RAW DATA:
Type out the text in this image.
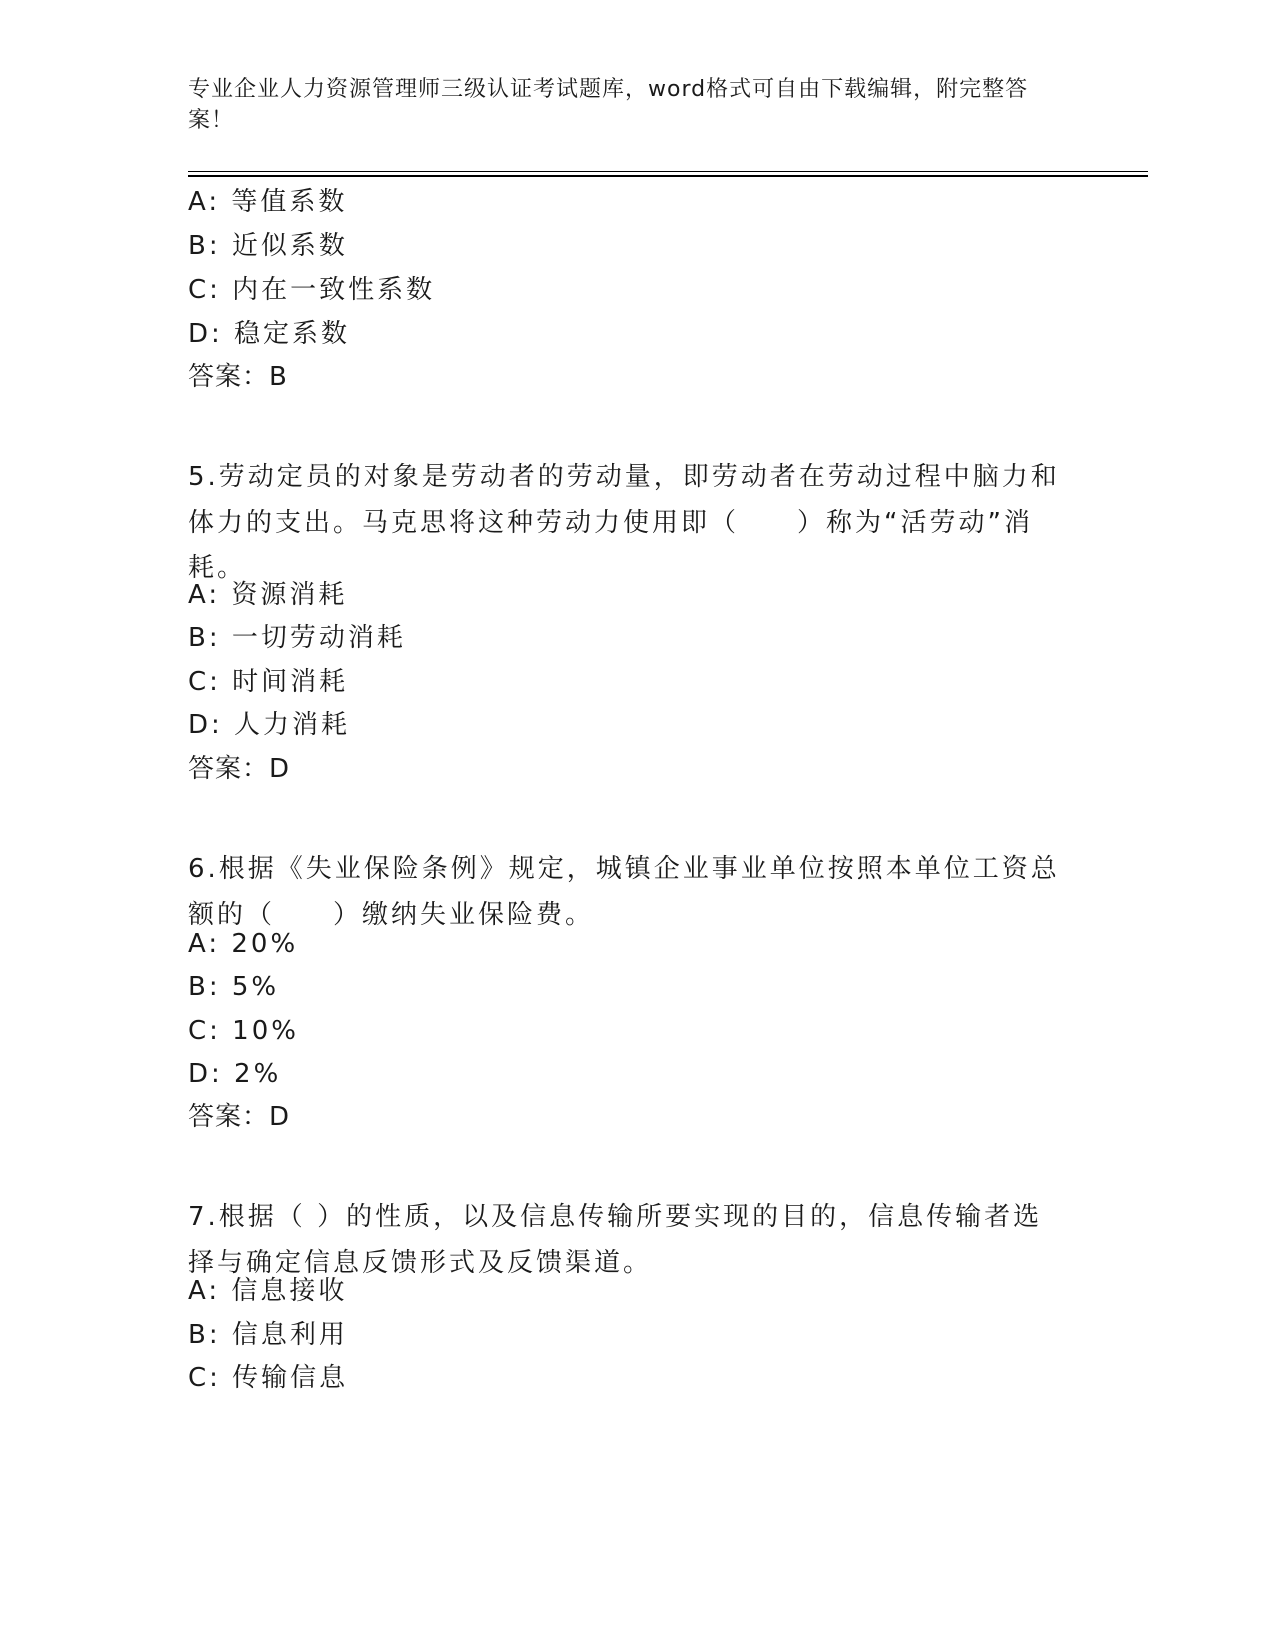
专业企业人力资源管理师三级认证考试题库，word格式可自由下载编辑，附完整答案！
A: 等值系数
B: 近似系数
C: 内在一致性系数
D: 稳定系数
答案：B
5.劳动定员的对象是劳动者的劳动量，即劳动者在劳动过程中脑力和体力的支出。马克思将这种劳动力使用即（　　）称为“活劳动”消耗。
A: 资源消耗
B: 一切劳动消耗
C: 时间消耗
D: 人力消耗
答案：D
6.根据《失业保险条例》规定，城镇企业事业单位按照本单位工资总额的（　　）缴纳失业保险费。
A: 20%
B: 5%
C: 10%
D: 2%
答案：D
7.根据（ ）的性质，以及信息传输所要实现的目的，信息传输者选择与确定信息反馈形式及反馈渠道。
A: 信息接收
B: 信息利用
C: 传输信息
==
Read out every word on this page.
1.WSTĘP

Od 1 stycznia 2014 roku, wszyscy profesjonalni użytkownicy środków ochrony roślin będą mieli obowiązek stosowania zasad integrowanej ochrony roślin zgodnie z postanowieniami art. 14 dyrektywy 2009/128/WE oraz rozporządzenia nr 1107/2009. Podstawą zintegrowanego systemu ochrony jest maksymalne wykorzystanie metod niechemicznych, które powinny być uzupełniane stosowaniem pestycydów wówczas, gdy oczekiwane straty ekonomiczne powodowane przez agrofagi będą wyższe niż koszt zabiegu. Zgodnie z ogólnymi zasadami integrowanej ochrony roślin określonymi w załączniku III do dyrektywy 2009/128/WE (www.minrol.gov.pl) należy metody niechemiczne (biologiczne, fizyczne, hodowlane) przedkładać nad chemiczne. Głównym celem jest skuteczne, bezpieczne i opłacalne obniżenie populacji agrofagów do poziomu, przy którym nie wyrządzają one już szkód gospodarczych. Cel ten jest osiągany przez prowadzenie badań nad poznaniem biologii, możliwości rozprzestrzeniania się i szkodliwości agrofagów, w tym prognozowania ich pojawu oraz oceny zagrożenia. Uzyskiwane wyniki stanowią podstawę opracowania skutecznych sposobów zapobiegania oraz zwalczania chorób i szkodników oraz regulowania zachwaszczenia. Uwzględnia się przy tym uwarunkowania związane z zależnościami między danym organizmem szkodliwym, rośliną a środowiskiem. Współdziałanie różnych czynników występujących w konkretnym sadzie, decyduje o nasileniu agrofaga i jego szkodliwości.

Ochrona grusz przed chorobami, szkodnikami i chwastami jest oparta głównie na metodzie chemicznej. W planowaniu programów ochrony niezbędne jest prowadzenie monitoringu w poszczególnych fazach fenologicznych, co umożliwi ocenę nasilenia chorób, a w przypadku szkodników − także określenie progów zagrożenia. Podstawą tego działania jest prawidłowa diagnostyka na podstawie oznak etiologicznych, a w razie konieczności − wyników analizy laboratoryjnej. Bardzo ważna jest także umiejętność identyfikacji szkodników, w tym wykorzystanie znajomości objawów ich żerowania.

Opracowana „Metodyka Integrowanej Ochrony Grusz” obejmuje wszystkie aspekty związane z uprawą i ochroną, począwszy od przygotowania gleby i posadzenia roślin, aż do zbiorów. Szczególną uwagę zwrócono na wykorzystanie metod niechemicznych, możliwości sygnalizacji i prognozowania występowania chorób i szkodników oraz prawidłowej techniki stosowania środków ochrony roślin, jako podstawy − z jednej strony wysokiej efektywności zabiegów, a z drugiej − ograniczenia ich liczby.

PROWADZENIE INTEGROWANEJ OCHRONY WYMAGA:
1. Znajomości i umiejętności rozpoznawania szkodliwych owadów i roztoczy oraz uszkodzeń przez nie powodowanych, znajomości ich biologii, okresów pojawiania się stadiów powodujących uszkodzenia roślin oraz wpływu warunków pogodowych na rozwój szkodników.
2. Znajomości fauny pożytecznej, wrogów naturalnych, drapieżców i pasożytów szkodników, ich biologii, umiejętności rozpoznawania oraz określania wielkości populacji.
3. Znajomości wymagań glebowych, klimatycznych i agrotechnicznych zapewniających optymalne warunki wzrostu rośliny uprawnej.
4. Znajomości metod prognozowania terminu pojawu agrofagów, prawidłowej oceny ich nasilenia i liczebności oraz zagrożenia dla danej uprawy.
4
...
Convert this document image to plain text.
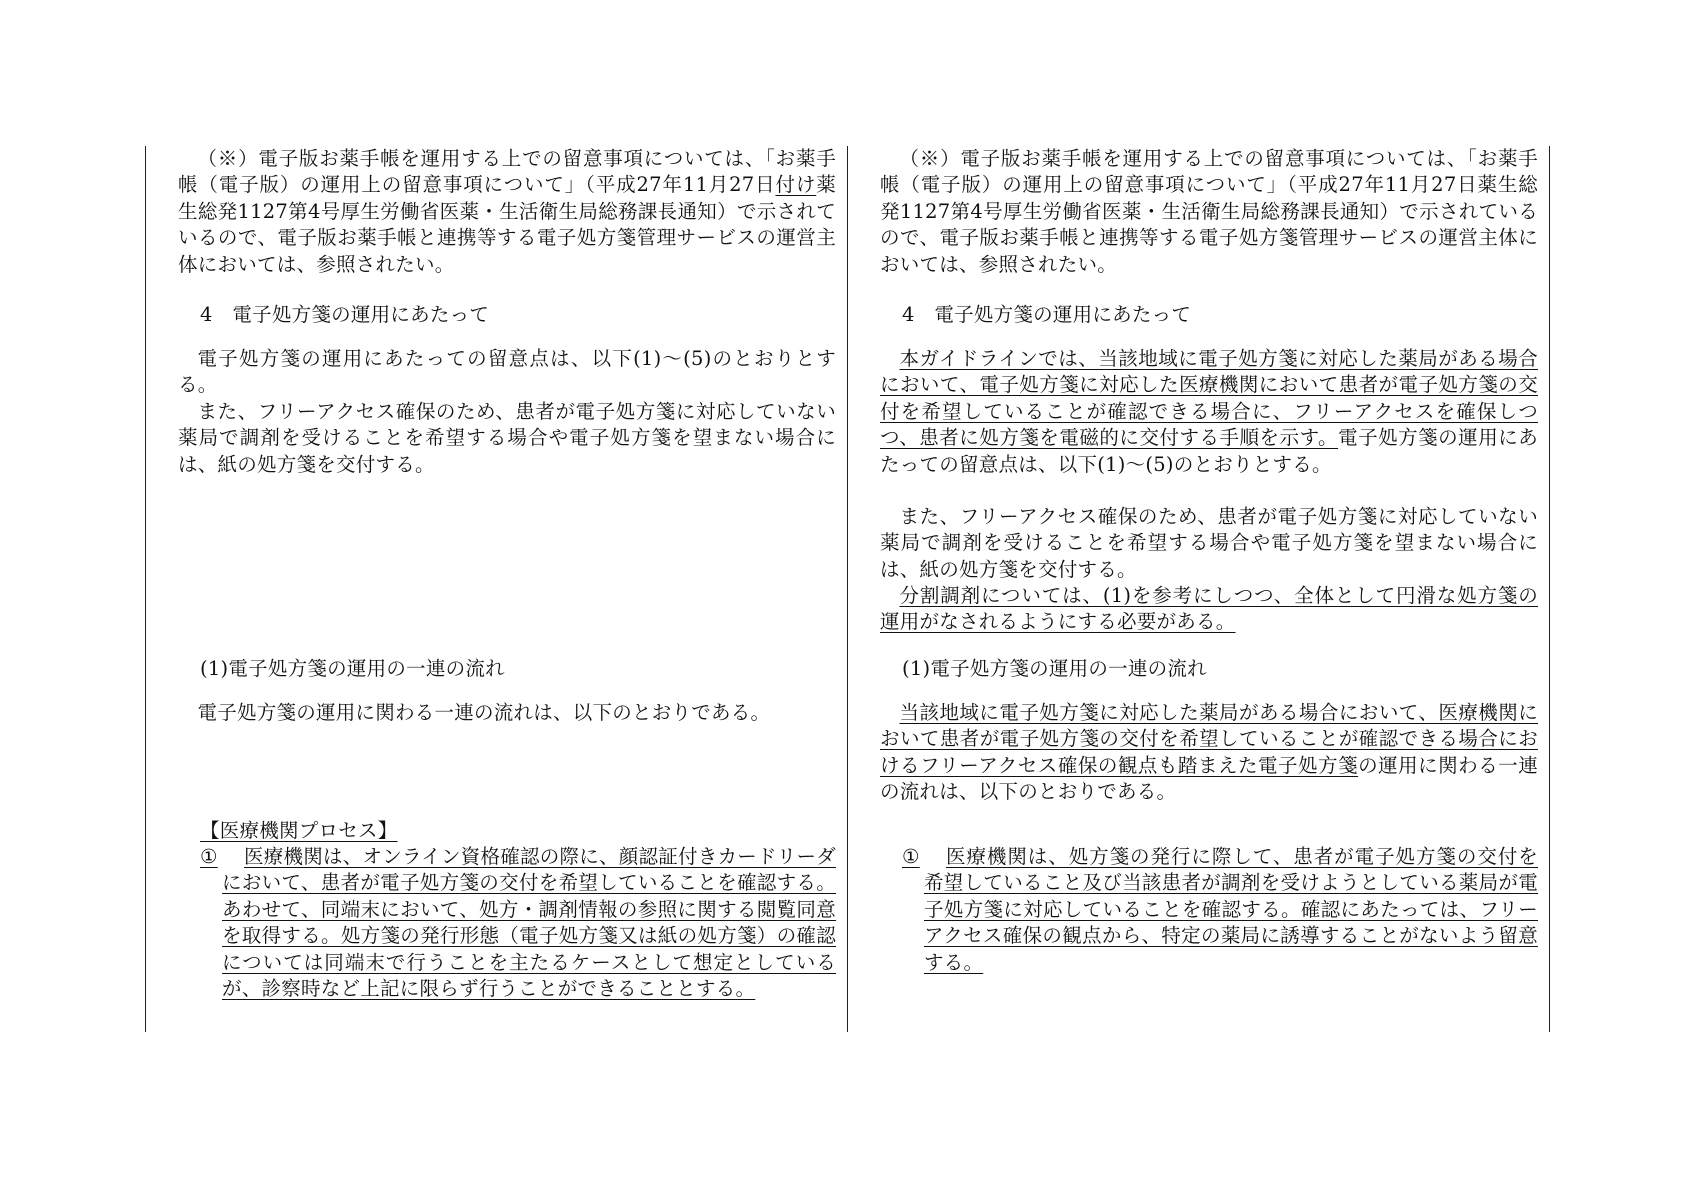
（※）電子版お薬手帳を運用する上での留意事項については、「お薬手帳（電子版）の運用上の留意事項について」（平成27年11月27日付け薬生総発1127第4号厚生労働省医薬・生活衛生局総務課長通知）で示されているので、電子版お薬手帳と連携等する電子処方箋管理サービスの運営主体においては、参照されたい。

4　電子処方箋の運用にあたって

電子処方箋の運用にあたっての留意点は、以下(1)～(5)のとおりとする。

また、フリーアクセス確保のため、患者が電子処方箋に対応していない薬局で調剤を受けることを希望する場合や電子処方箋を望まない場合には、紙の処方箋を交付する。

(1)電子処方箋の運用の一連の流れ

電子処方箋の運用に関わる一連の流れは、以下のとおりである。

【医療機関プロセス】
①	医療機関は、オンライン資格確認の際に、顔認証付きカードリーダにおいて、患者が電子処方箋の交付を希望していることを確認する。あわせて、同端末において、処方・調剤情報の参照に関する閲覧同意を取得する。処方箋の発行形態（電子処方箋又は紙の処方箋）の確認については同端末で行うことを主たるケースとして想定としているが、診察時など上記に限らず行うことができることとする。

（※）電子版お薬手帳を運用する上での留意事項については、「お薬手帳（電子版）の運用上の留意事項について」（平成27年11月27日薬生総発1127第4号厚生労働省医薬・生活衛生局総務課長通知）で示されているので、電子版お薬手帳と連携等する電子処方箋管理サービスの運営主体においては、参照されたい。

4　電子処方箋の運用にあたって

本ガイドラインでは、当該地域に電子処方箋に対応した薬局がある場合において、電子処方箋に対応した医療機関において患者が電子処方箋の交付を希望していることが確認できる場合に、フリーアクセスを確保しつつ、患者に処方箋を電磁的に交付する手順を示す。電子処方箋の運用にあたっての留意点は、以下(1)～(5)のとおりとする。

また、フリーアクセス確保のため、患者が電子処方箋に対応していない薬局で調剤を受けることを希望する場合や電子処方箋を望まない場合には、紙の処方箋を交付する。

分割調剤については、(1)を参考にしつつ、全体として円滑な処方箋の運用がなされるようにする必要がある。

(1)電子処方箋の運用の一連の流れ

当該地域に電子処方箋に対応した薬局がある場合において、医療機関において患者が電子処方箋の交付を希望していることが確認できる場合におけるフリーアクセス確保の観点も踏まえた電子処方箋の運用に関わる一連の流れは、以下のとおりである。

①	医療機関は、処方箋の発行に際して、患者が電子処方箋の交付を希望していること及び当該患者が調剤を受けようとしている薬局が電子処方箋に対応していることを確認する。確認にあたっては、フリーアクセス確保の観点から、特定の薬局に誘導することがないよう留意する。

REQUIRED TASK: Using the listing, copy every line where the word "のとおりとする" shows up.

WRITTEN ANSWER:
電子処方箋の運用にあたっての留意点は、以下(1)～(5)のとおりとする。
本ガイドラインでは、当該地域に電子処方箋に対応した薬局がある場合において、電子処方箋に対応した医療機関において患者が電子処方箋の交付を希望していることが確認できる場合に、フリーアクセスを確保しつつ、患者に処方箋を電磁的に交付する手順を示す。電子処方箋の運用にあたっての留意点は、以下(1)～(5)のとおりとする。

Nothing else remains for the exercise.